### Task directions
Which lines below hold the word "screenshot"? Report each one.

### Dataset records
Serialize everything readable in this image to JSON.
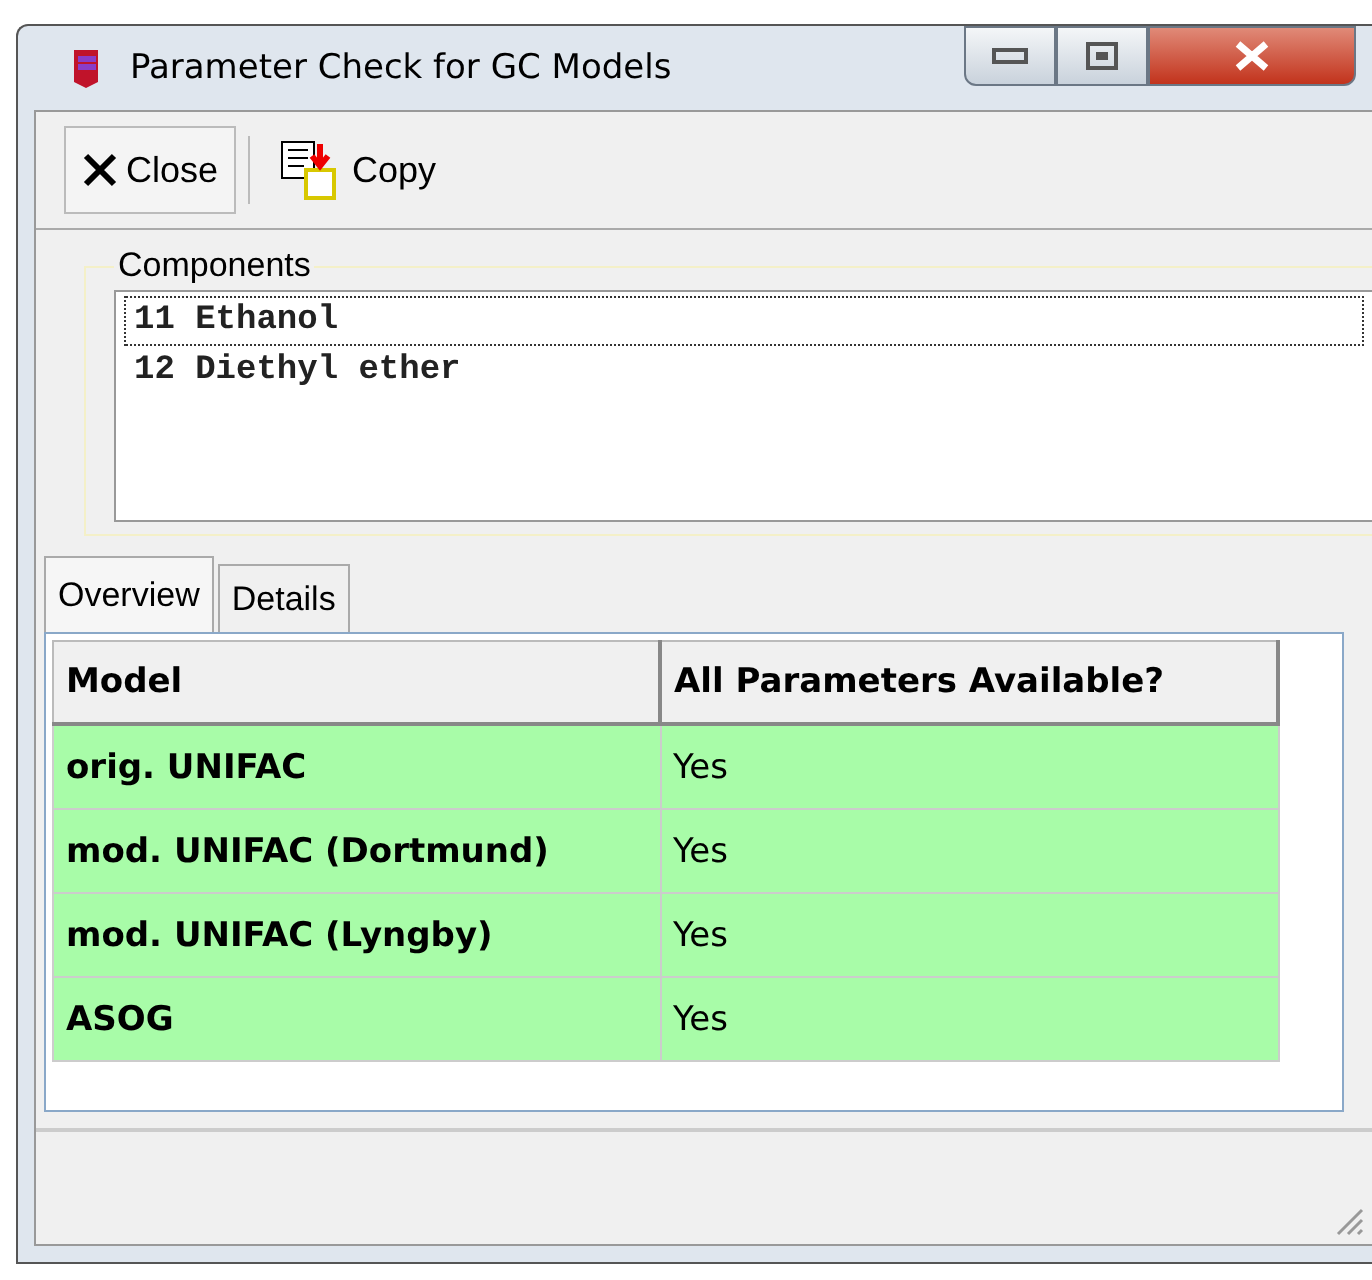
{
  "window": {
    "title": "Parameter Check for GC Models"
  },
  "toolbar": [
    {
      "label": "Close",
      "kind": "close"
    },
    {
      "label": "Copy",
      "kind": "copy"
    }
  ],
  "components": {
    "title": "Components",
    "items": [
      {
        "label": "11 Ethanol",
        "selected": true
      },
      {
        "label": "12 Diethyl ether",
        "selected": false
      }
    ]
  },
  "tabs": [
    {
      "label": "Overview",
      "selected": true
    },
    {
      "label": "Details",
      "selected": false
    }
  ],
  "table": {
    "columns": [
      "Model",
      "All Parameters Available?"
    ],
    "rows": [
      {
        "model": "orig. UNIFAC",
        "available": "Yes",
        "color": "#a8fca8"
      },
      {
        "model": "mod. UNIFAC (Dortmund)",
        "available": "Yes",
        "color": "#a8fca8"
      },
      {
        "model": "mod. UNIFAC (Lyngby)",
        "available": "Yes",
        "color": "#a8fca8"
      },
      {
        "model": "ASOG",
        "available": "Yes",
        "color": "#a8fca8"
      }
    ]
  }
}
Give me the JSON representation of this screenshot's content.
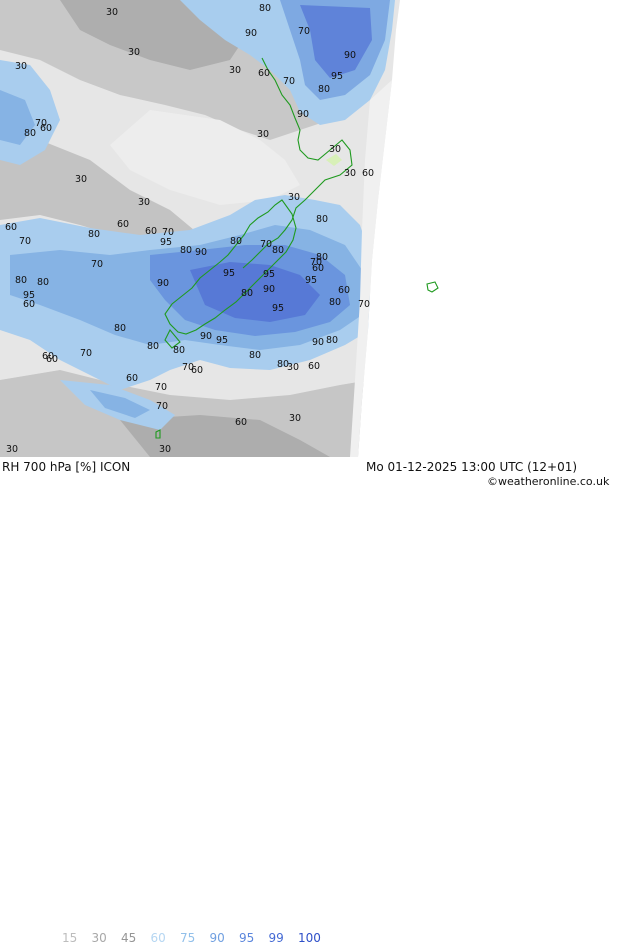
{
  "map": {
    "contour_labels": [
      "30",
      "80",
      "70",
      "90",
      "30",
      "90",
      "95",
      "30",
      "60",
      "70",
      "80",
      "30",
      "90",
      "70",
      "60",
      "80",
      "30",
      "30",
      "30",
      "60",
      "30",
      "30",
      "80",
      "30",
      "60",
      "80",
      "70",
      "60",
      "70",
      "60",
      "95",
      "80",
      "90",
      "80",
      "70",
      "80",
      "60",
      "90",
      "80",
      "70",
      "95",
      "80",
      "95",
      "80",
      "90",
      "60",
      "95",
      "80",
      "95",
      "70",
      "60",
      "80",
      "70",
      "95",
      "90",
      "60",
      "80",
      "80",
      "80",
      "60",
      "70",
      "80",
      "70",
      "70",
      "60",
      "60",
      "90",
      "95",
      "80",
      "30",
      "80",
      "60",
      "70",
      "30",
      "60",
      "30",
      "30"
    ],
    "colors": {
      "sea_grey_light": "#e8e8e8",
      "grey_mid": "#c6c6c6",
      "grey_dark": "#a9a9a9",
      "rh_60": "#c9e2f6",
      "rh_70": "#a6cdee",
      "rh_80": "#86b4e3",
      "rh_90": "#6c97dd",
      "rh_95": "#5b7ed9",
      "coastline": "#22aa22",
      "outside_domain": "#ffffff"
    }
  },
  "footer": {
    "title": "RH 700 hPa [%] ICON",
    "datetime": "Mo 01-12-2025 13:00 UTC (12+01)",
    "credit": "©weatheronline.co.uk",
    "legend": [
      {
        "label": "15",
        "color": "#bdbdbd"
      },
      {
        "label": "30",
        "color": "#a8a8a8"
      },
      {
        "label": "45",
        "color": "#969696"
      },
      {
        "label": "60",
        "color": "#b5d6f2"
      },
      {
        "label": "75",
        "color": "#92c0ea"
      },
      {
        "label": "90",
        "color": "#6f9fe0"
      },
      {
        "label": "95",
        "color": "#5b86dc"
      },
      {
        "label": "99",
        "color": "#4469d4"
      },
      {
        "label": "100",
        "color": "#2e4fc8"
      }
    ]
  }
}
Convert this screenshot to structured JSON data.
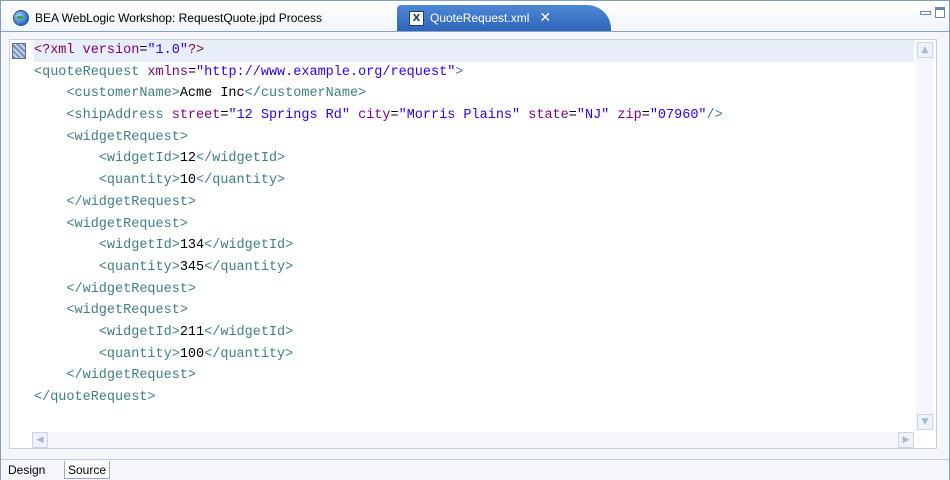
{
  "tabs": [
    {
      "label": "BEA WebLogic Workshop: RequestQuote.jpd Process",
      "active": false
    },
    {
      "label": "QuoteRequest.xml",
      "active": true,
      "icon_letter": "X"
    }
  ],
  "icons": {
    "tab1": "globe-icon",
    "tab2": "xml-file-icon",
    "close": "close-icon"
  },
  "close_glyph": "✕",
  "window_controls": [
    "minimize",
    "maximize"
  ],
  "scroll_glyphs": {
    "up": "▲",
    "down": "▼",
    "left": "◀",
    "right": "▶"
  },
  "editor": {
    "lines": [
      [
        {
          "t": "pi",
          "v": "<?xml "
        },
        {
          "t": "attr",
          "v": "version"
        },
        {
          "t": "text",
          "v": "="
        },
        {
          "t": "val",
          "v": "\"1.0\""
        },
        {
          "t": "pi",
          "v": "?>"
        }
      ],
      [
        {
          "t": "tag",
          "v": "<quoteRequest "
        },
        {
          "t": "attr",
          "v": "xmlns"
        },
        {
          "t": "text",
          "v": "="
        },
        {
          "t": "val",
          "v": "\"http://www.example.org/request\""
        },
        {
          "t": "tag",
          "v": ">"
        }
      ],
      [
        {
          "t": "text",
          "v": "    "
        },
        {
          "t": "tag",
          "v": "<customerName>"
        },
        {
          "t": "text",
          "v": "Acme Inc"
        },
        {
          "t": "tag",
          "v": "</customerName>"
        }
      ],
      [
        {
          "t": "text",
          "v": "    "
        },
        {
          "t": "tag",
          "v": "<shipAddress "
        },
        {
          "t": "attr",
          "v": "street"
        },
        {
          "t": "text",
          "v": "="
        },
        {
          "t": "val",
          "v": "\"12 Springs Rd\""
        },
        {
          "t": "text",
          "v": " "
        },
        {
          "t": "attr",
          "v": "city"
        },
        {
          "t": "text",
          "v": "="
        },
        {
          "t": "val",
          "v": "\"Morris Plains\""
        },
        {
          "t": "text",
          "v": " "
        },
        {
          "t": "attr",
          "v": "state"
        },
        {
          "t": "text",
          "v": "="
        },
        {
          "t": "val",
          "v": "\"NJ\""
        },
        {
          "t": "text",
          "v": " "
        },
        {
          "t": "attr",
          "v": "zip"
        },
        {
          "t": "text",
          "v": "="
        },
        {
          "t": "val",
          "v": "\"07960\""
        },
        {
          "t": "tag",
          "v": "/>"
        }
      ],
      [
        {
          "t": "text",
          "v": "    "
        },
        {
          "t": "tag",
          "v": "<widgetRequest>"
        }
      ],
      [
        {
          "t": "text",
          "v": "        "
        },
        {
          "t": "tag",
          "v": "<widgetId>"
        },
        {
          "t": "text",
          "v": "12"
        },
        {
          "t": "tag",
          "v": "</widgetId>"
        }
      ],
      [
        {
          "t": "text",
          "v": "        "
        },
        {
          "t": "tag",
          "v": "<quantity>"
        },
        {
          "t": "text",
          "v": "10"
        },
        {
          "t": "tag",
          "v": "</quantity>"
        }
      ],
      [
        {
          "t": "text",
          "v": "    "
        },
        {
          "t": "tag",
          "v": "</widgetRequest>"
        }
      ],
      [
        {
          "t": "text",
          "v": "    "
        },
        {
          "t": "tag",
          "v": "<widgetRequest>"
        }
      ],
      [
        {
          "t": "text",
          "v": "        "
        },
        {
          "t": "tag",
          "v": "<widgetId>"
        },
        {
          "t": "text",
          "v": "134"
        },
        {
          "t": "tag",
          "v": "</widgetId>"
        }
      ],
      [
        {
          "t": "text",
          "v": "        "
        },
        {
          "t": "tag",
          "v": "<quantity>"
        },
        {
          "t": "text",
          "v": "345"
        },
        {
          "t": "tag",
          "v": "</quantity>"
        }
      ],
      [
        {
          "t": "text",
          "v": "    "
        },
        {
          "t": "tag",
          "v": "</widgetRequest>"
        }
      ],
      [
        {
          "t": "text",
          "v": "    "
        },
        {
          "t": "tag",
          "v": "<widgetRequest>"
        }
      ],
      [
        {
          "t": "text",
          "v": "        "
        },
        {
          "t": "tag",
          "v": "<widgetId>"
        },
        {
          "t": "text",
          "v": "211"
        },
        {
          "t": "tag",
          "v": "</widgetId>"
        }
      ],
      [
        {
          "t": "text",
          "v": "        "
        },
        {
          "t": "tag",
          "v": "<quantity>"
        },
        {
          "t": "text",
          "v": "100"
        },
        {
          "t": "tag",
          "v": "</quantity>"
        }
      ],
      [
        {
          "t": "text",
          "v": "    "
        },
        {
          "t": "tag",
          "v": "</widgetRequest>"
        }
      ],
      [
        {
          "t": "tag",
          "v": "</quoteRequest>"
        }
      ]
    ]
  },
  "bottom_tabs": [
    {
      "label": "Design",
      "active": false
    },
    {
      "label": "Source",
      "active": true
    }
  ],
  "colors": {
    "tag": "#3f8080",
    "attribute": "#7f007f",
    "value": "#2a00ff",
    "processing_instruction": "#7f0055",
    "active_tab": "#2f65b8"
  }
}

### Result of the exercise
Give me the JSON representation of this screenshot's content.
Convert this screenshot to structured JSON data.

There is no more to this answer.